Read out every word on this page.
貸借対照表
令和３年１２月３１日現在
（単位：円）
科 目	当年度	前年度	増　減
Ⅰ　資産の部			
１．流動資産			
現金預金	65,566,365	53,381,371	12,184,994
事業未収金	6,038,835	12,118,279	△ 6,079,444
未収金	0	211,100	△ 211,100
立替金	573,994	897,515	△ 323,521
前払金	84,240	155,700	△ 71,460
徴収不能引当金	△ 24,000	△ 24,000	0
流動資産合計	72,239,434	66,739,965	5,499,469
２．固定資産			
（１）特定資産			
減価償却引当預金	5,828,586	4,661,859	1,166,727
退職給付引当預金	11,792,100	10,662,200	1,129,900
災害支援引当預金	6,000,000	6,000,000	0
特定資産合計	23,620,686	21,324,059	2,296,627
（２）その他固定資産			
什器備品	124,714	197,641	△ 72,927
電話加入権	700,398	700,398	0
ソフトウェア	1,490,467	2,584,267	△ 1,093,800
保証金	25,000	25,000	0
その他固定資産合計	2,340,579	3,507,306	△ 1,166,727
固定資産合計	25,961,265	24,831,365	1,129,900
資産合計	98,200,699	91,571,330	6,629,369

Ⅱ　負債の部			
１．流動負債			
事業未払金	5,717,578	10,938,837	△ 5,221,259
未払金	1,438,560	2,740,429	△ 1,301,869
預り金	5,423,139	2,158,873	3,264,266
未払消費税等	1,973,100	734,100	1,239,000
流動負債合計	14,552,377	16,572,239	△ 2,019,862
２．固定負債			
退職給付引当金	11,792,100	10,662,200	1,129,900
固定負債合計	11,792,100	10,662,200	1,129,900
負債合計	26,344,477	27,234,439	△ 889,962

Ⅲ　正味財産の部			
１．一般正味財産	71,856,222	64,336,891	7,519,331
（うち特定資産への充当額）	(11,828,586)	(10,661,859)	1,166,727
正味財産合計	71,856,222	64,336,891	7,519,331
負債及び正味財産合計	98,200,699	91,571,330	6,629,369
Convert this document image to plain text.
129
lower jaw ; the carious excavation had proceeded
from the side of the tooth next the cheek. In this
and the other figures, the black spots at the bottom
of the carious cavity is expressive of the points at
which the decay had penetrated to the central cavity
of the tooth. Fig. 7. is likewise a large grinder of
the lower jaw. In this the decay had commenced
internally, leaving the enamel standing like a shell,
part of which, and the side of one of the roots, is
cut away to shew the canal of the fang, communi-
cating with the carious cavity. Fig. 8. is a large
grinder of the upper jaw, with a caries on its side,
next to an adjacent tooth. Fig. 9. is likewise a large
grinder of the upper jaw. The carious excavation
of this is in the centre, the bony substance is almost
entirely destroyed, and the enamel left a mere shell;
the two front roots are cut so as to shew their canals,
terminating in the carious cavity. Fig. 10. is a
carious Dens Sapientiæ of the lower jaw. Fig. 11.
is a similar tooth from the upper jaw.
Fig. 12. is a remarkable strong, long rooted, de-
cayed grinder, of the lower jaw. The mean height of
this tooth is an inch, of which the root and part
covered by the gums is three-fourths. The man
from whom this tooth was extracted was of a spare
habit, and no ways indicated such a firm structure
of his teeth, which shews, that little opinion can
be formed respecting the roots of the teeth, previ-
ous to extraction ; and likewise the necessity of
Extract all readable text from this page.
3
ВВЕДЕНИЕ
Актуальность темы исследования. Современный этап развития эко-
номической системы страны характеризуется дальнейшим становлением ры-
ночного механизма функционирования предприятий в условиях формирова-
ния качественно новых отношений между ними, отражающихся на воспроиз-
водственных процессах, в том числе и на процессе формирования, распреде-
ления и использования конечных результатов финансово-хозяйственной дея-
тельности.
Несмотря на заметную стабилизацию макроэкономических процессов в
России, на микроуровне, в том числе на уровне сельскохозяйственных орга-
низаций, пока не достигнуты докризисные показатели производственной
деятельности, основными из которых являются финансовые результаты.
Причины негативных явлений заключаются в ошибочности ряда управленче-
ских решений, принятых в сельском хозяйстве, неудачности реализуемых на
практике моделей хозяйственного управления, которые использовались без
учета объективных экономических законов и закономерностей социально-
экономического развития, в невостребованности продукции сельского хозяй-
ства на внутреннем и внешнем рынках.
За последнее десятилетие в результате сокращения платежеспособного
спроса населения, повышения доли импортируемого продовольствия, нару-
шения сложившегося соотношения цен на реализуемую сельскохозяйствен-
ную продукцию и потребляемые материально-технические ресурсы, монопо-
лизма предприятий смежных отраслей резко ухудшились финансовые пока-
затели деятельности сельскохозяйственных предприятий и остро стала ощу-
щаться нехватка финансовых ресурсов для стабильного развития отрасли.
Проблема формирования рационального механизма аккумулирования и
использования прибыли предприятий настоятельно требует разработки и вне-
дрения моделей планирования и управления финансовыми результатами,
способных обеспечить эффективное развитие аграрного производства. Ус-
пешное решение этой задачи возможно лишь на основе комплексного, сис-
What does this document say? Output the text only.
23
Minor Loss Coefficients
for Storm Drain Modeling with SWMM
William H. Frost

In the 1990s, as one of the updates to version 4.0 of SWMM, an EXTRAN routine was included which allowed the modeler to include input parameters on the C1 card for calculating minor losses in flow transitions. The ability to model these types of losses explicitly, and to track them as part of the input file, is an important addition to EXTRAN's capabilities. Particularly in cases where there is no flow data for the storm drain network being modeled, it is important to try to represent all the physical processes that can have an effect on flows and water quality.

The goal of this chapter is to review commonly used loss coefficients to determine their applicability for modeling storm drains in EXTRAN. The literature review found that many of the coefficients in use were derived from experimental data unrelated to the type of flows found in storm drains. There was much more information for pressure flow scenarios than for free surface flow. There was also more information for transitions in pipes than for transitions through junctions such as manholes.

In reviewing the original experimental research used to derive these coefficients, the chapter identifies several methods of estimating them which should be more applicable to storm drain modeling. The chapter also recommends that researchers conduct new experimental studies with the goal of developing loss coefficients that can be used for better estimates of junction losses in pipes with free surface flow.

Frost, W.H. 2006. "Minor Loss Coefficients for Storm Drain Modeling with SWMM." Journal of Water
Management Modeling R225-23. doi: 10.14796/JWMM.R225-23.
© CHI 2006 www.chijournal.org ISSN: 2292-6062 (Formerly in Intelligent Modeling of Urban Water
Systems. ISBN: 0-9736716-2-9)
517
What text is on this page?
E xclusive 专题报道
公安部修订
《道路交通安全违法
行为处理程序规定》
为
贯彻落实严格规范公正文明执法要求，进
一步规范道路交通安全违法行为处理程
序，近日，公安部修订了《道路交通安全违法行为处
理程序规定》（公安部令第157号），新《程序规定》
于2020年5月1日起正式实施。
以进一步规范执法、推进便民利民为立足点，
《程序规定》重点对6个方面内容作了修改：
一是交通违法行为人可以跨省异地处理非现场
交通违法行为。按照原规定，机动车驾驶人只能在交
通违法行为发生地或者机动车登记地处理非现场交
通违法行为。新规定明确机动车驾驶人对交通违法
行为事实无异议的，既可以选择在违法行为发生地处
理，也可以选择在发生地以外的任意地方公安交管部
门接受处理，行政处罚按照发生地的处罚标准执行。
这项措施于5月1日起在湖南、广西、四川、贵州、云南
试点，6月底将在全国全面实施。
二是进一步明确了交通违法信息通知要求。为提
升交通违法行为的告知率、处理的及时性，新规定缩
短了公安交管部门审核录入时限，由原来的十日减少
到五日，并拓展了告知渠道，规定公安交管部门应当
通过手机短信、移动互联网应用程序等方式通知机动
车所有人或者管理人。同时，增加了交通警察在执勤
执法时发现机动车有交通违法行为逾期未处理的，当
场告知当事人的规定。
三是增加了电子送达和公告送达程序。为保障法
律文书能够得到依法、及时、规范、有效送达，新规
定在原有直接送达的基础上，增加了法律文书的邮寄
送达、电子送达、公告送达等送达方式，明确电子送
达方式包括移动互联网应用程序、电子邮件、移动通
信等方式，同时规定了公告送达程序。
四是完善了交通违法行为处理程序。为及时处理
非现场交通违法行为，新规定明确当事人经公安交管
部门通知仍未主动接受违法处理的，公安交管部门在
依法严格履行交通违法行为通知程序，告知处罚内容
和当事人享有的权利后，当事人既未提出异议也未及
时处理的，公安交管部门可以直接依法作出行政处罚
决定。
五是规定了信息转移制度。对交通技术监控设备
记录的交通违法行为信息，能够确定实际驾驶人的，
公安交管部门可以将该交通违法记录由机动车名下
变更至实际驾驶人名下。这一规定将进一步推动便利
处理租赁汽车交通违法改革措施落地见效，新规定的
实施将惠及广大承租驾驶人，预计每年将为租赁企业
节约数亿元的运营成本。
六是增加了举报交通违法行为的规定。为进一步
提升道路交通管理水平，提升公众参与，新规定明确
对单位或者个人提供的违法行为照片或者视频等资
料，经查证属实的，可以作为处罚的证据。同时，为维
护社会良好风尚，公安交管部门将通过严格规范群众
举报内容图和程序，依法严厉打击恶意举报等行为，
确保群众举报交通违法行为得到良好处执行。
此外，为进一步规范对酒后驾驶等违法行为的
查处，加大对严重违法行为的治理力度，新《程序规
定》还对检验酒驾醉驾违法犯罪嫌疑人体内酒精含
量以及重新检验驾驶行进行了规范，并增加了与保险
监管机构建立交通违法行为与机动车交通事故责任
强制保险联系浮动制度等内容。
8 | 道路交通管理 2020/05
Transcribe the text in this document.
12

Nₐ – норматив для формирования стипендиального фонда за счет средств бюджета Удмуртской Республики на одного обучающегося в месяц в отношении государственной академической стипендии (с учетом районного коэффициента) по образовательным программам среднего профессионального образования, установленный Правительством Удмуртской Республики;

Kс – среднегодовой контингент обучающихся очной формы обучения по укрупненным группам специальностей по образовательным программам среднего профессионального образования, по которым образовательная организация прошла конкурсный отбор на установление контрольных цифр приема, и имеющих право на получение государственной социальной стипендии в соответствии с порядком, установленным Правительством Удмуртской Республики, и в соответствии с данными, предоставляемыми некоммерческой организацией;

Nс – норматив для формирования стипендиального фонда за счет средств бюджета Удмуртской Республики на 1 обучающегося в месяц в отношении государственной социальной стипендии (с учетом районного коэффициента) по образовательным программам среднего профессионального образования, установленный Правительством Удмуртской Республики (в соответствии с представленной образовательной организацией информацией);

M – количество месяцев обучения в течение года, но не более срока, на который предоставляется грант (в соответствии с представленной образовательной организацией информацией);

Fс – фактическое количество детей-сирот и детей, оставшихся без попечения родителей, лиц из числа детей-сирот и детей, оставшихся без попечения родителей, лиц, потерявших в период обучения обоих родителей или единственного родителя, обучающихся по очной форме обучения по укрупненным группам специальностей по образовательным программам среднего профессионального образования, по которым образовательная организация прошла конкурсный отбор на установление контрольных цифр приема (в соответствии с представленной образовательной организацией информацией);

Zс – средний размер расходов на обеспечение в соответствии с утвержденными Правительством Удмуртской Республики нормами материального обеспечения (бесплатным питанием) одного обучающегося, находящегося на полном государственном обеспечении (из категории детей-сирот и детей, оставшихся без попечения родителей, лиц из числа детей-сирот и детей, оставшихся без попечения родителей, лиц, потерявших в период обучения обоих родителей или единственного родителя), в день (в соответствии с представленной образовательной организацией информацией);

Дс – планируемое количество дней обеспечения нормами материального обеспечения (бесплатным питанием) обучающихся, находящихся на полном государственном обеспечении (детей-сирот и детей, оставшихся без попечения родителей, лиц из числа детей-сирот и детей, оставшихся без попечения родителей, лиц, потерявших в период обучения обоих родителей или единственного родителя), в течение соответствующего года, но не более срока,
──────────────────────────────
Find every line above that contains the word "механизма", and return each one.

ночного механизма функционирования предприятий в условиях формирова-
Проблема формирования рационального механизма аккумулирования и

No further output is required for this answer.